**Supplied passage:**
* BEGIN *

As Kroger and Albertsons await a decision from government officials regarding the merger of the two grocery giants, officials with the former are claiming the union will have several benefits including lower prices for shoppers. 

"We believe the way to be America's best grocer is to provide great value by consistently lowering prices and offering more choices,” said Rodney McMullen, chairman and CEO of Kroger. “When we do this, more customers shop with us and buy more groceries, which allows us to reinvest in even lower prices, a better shopping experience, and higher wages. We know this model works because we've been doing it successfully for many years, and this is exactly what this merger will bring customers – lower prices and more fresh, affordable choices."

According to Kroger, this strategy is not new to the company. The retailer has invested to lower prices consistently since 2003, resulting in $5 billion in customer savings and providing more affordable products to families across America, company officials said. 

Kroger offered an analysis that puts this significant investment into clearer context and includes additional details. Specifically, it demonstrates Kroger:

  • Consistently lowered prices and improved the customer experience during previous mergers: Kroger invested more than $125 million to lower prices at Harris Teeter after its merger in 2014 and more than $100 million to lower prices at Roundy's after its merger in 2016. Additionally, Kroger invested $2.5 million and $2.4 million in capital per Harris Teeter and Roundy's store, respectively, to enhance the customer experience in the three years following each merger.
  • Reduced profits to ensure groceries remained affordable for families across America: Kroger's ongoing work to lower prices in the last 20 years reduced its gross margin by 5%. 
  • Made clear, consistent commitments to lower prices and improve the customer experience post-merger: Kroger will invest $500 million to lower prices following the merger with Albertsons starting day one following the transaction close. Kroger will also invest $1.3 billion to improve Albertsons' stores following the merger, all to better serve customers.

Will become more competitive and able to invest even more to support customers and more than 700,000 associates by combining with Albertsons. Kroger's merger with Albertsons will allow it to attract and retain more customers by lowering prices, creating a more seamless and personalized experience and expanding its selection of fresh, affordable food. By doing so, Kroger expects to grow revenues and drive additional investments in pricing and store improvements as well as wages and benefits.

* END *

**Data section:**
* BEGIN *

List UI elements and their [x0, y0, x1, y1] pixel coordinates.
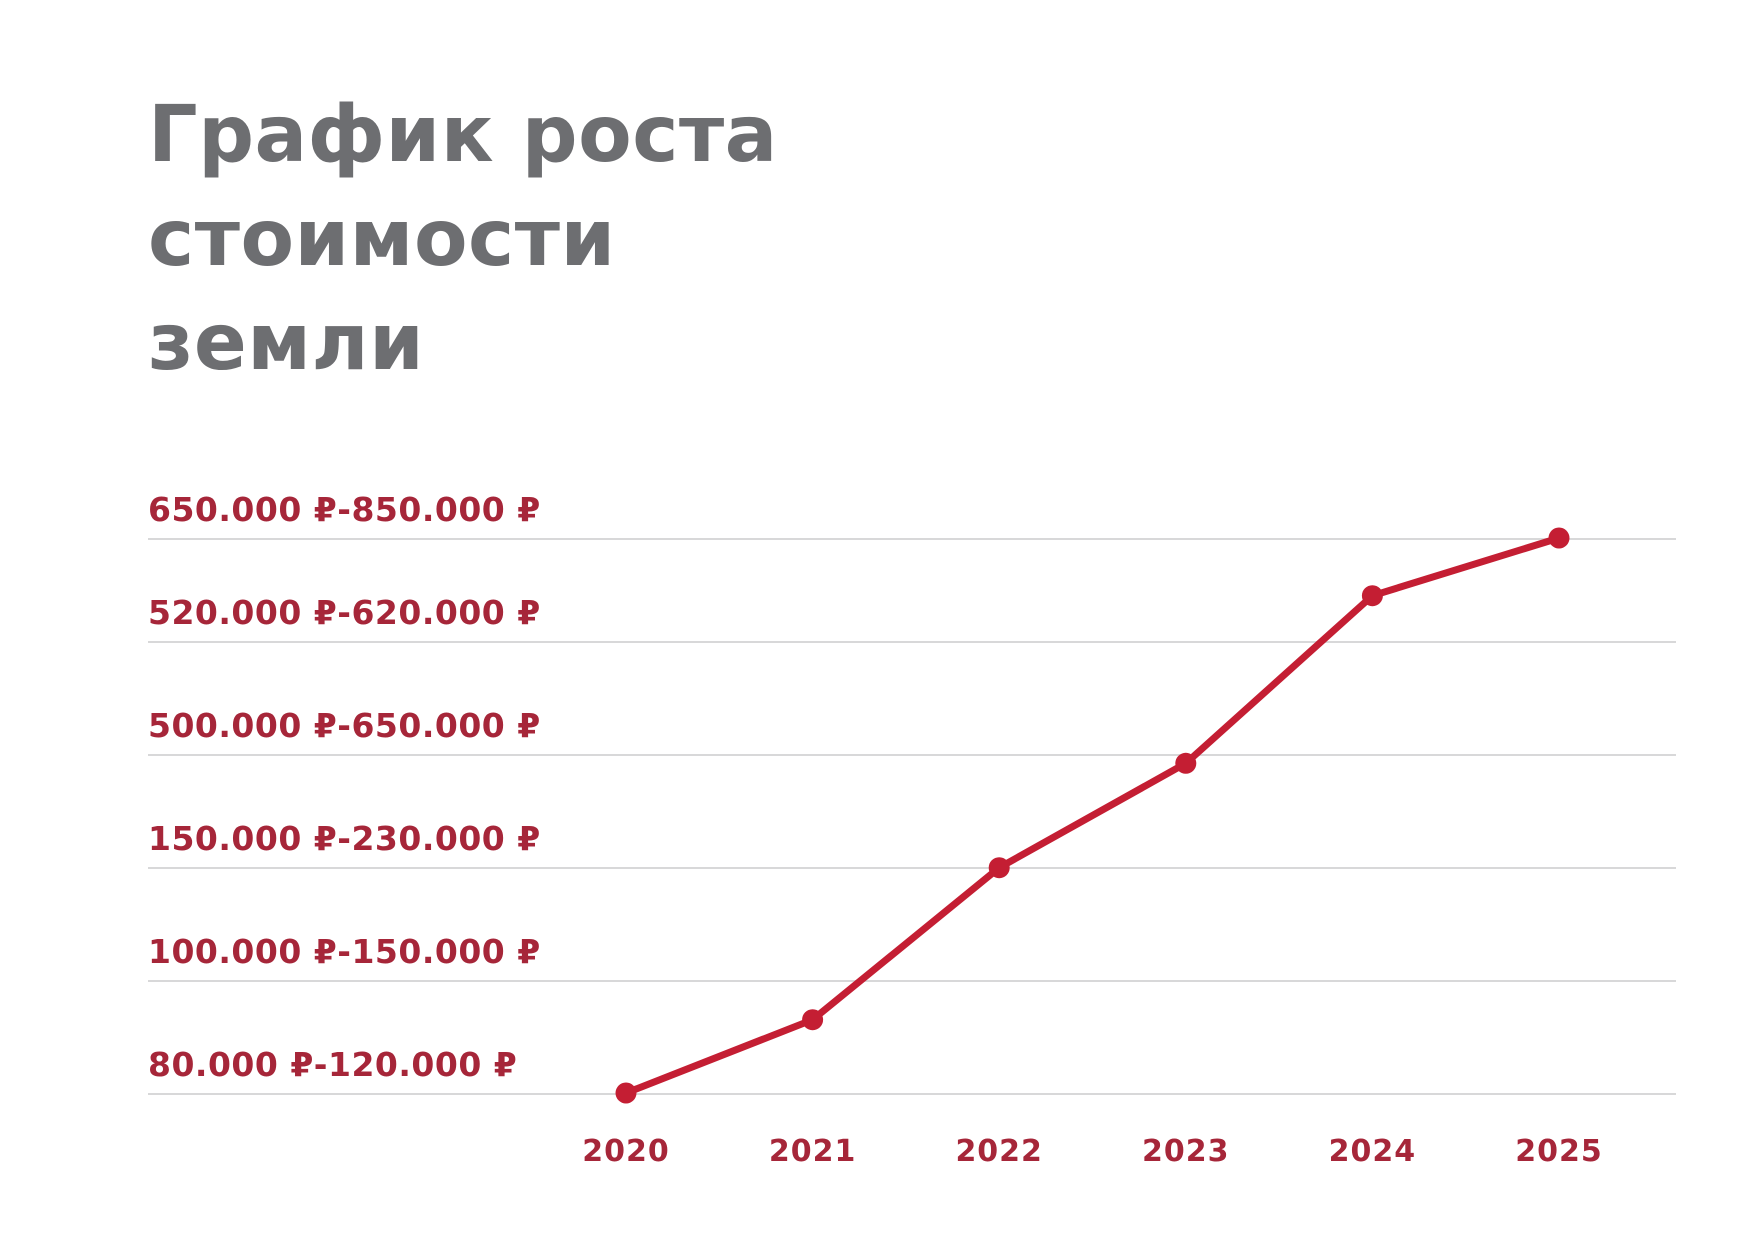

* END *

**Written request:** From the passage on the Kroger–Albertsons merger, reproduce verbatim the section that begins at the words "As Kroger and" and ends after the words "prices for shoppers.".

**Answer for the task:**
As Kroger and Albertsons await a decision from government officials regarding the merger of the two grocery giants, officials with the former are claiming the union will have several benefits including lower prices for shoppers.